§ **EXERCISE TASK**:
Give only the number of lines that contain the word "color".

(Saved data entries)
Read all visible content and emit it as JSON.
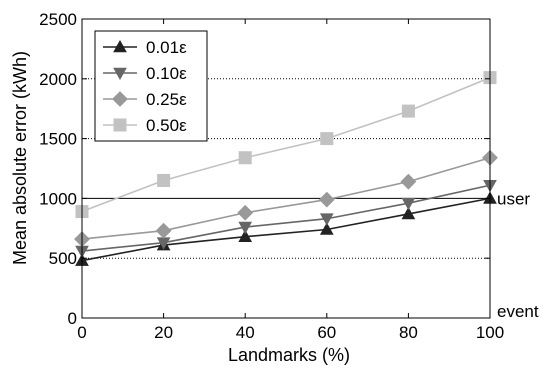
{
  "chart_data": {
    "type": "line",
    "xlabel": "Landmarks (%)",
    "ylabel": "Mean absolute error (kWh)",
    "x": [
      0,
      20,
      40,
      60,
      80,
      100
    ],
    "xlim": [
      0,
      100
    ],
    "ylim": [
      0,
      2500
    ],
    "xticks": [
      "0",
      "20",
      "40",
      "60",
      "80",
      "100"
    ],
    "yticks": [
      "0",
      "500",
      "1000",
      "1500",
      "2000",
      "2500"
    ],
    "legend_position": "top-left",
    "grid": "dotted horizontal reference lines at 500, 1500, 2000; solid line at 1000",
    "reference_lines": [
      {
        "y": 1000,
        "label": "user"
      },
      {
        "y": 0,
        "label": "event"
      }
    ],
    "series": [
      {
        "name": "0.01ε",
        "marker": "triangle-up",
        "color": "#222222",
        "values": [
          480,
          610,
          680,
          740,
          870,
          1000
        ]
      },
      {
        "name": "0.10ε",
        "marker": "triangle-down",
        "color": "#666666",
        "values": [
          560,
          630,
          760,
          830,
          960,
          1110
        ]
      },
      {
        "name": "0.25ε",
        "marker": "diamond",
        "color": "#999999",
        "values": [
          660,
          730,
          880,
          990,
          1140,
          1340
        ]
      },
      {
        "name": "0.50ε",
        "marker": "square",
        "color": "#c2c2c2",
        "values": [
          890,
          1150,
          1340,
          1500,
          1730,
          2010
        ]
      }
    ]
  }
}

§ **SOLUTION TO THIS PROBLEM**:
4